**Work instructions:** Please return all lines in the listing holding the word "current".
─── Data records
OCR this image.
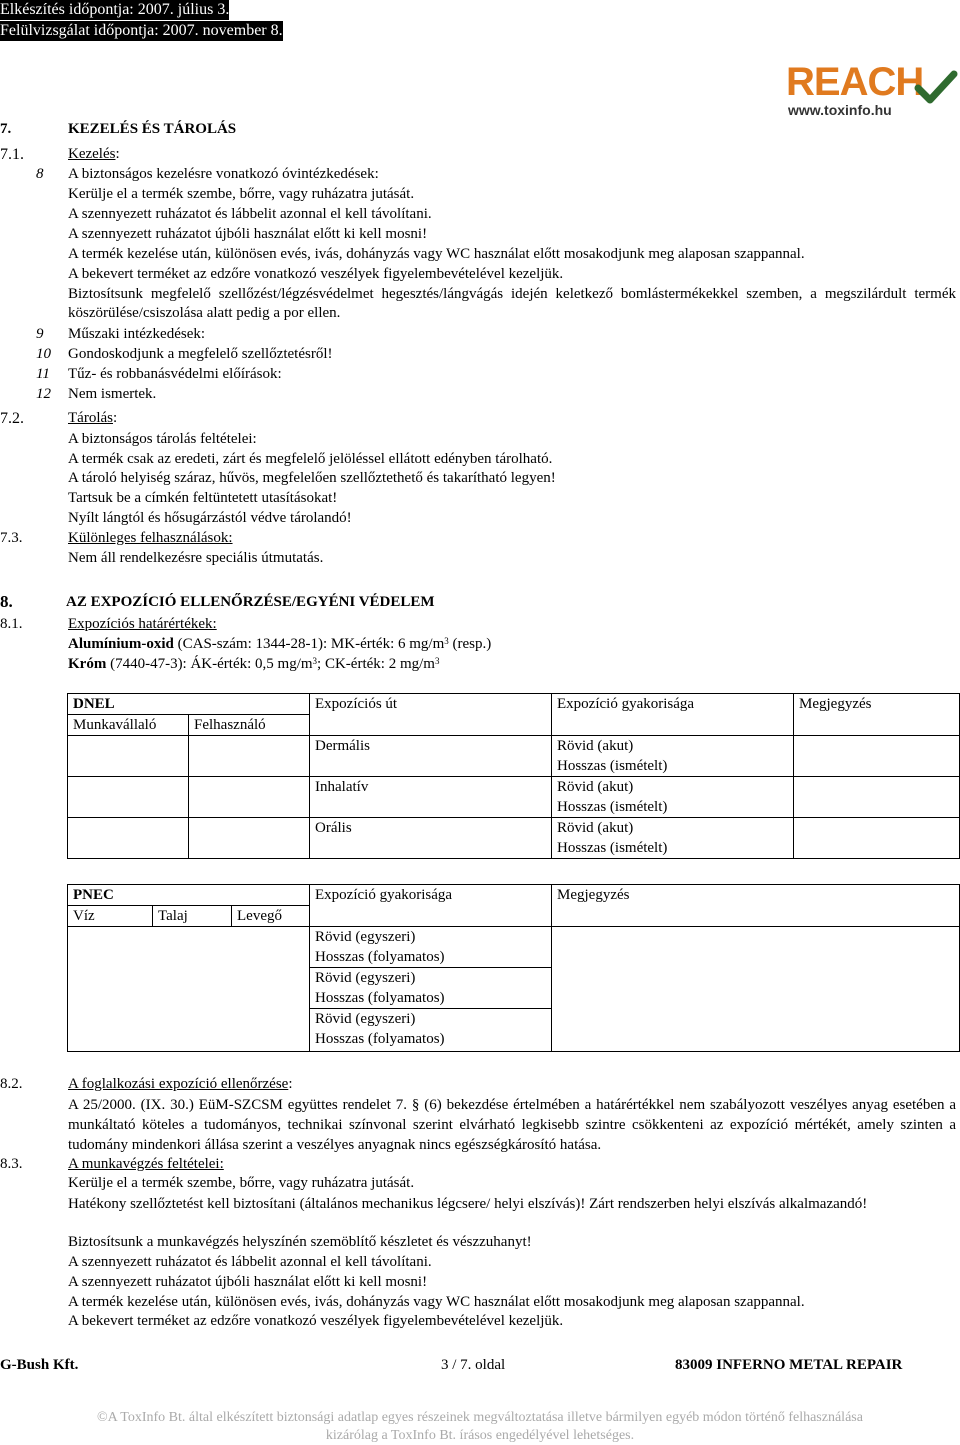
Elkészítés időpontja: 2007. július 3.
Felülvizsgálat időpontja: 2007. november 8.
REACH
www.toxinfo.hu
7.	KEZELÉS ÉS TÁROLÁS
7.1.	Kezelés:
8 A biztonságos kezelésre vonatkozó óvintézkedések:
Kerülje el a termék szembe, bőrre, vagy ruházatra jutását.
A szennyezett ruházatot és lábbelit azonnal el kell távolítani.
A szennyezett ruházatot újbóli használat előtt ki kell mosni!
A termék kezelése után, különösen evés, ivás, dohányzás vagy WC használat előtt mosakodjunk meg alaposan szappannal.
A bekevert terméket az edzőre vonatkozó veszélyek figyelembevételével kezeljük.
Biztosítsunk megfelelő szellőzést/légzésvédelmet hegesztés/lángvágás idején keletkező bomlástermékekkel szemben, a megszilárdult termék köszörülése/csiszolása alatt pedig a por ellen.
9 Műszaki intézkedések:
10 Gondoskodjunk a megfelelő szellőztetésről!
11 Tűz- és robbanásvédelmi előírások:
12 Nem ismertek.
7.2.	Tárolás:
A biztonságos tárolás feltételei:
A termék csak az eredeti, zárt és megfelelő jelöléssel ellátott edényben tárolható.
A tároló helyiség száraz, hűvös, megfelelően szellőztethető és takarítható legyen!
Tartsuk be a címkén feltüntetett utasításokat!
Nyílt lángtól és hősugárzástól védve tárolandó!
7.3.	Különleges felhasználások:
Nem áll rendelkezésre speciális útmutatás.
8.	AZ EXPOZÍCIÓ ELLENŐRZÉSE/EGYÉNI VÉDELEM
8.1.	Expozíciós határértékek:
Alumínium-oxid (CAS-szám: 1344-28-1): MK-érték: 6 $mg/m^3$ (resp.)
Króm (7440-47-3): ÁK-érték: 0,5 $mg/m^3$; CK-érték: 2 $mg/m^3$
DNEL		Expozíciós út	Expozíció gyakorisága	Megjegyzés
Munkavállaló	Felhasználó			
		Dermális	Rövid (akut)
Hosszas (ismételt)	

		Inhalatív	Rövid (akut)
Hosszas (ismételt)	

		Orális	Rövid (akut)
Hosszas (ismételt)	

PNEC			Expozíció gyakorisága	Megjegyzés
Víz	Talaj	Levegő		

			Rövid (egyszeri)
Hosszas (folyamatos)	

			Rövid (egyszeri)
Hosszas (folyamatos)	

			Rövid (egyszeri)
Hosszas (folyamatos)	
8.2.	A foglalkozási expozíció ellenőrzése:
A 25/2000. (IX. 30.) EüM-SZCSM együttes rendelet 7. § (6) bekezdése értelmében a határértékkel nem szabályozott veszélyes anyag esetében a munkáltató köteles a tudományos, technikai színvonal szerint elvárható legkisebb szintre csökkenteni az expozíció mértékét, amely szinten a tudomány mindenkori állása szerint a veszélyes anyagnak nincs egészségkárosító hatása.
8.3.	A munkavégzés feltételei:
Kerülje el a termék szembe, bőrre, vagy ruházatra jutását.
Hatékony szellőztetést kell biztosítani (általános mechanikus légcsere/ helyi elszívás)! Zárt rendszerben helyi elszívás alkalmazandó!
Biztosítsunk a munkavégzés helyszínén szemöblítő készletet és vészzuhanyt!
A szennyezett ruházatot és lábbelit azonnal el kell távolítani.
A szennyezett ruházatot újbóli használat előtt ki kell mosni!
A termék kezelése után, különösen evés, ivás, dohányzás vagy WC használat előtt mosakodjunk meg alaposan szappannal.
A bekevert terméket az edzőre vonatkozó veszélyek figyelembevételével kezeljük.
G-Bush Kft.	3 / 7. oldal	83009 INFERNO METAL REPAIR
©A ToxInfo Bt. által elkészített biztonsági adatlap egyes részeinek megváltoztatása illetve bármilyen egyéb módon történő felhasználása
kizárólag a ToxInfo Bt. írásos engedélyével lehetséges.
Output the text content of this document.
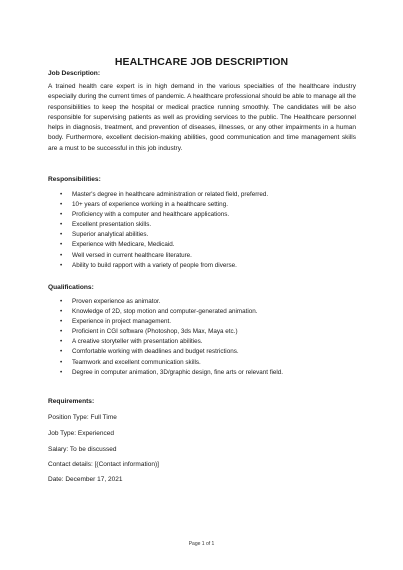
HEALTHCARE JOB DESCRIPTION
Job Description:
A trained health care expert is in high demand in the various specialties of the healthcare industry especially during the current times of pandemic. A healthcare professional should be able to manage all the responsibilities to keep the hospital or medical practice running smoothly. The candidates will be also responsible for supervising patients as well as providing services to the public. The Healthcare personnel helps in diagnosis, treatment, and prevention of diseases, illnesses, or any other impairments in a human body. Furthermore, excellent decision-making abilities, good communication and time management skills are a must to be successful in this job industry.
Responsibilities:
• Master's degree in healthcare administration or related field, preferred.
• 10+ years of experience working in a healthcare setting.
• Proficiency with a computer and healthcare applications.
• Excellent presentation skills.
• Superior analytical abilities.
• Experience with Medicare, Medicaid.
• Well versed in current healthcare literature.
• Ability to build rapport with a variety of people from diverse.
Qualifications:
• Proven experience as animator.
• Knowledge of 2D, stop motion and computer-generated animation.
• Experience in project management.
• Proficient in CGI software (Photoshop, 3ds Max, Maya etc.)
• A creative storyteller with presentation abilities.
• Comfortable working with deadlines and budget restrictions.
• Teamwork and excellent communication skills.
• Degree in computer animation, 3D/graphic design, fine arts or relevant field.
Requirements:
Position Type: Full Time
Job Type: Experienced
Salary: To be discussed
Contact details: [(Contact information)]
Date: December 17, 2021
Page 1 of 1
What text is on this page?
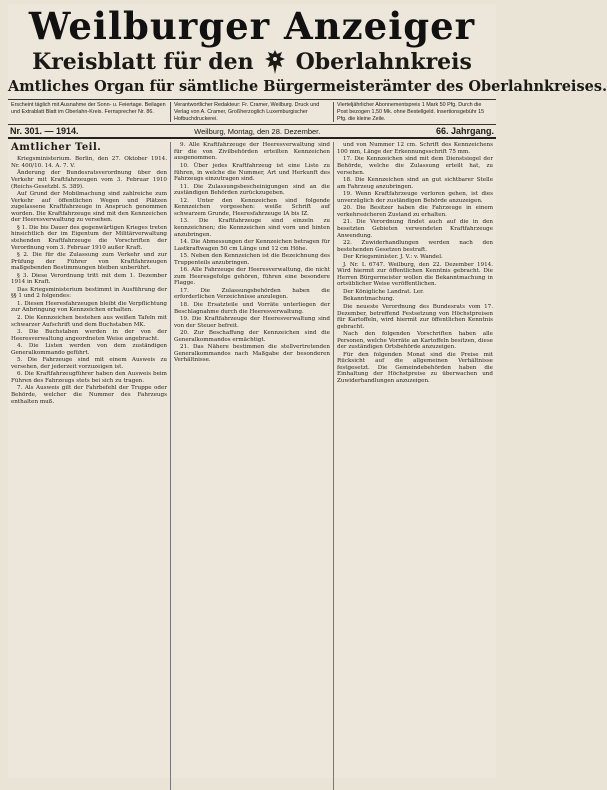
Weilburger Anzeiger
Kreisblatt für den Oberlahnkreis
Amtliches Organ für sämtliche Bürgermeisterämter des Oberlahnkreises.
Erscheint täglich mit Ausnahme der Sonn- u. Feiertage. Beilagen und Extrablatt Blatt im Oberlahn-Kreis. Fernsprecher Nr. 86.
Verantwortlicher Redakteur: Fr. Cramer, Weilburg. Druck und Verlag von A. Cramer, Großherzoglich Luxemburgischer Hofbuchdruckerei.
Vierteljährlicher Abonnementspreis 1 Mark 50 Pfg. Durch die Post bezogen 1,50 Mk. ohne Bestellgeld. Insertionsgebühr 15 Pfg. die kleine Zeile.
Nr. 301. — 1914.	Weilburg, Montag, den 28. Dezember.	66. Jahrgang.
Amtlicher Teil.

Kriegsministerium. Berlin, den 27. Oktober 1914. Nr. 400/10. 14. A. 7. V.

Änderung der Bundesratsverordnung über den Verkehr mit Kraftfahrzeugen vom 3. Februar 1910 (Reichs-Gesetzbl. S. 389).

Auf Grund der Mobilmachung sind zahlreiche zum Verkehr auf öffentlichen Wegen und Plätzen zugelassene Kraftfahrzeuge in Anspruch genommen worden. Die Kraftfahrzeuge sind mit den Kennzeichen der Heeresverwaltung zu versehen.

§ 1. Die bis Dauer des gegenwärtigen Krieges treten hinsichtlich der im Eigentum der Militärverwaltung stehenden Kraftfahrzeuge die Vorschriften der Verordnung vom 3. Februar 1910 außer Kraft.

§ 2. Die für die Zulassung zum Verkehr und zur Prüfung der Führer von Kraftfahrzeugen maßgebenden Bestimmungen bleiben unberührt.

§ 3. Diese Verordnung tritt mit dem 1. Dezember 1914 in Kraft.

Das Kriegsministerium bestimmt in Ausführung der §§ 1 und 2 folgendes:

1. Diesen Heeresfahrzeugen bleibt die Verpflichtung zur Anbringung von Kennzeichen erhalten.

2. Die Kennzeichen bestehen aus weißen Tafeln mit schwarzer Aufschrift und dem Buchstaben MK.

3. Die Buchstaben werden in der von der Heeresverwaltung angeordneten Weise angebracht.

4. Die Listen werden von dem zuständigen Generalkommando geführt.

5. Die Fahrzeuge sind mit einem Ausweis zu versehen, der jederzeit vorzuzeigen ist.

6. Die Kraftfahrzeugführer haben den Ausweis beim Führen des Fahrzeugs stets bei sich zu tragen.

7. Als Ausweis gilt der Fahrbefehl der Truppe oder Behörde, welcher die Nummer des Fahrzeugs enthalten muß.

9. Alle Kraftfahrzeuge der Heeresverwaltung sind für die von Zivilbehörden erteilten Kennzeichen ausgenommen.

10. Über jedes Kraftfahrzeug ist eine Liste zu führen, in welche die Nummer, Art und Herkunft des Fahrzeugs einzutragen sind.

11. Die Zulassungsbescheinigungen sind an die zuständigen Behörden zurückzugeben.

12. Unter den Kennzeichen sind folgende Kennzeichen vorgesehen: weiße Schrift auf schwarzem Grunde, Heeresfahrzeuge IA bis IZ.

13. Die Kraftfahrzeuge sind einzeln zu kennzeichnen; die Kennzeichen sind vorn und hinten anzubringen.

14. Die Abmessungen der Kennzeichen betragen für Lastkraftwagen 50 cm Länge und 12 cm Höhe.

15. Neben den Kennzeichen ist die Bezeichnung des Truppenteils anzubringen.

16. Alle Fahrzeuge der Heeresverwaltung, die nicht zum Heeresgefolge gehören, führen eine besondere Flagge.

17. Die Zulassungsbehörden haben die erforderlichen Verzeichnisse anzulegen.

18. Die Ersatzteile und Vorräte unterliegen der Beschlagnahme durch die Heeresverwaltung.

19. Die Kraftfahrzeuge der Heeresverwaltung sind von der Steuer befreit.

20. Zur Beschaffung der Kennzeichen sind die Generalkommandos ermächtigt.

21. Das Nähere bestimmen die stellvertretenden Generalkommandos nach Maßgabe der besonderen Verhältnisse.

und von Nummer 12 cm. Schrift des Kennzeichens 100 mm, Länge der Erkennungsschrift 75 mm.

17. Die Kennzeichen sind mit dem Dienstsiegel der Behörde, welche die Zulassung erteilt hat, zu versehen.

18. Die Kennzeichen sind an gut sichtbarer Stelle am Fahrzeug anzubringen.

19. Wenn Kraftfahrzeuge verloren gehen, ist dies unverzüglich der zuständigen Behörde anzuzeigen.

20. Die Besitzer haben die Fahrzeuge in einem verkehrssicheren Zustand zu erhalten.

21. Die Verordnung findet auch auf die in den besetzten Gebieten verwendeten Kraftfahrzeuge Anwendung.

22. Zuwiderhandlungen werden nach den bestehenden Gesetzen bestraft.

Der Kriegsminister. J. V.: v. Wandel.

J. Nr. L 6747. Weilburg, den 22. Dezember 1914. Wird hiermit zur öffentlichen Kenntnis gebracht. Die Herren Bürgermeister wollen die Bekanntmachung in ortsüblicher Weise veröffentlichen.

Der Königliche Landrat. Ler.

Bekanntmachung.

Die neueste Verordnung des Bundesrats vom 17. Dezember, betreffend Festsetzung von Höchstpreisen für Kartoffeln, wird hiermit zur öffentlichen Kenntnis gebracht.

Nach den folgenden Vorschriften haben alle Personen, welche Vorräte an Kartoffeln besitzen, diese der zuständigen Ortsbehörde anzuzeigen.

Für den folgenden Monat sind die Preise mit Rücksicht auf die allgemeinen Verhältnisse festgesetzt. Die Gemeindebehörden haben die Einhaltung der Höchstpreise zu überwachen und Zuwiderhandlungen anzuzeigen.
──────
**Result of the task:**
A trained health care expert is in high demand in the various specialties of the healthcare industry especially during the current times of pandemic. A healthcare professional should be able to manage all the responsibilities to keep the hospital or medical practice running smoothly. The candidates will be also responsible for supervising patients as well as providing services to the public. The Healthcare personnel helps in diagnosis, treatment, and prevention of diseases, illnesses, or any other impairments in a human body. Furthermore, excellent decision-making abilities, good communication and time management skills are a must to be successful in this job industry.
• Well versed in current healthcare literature.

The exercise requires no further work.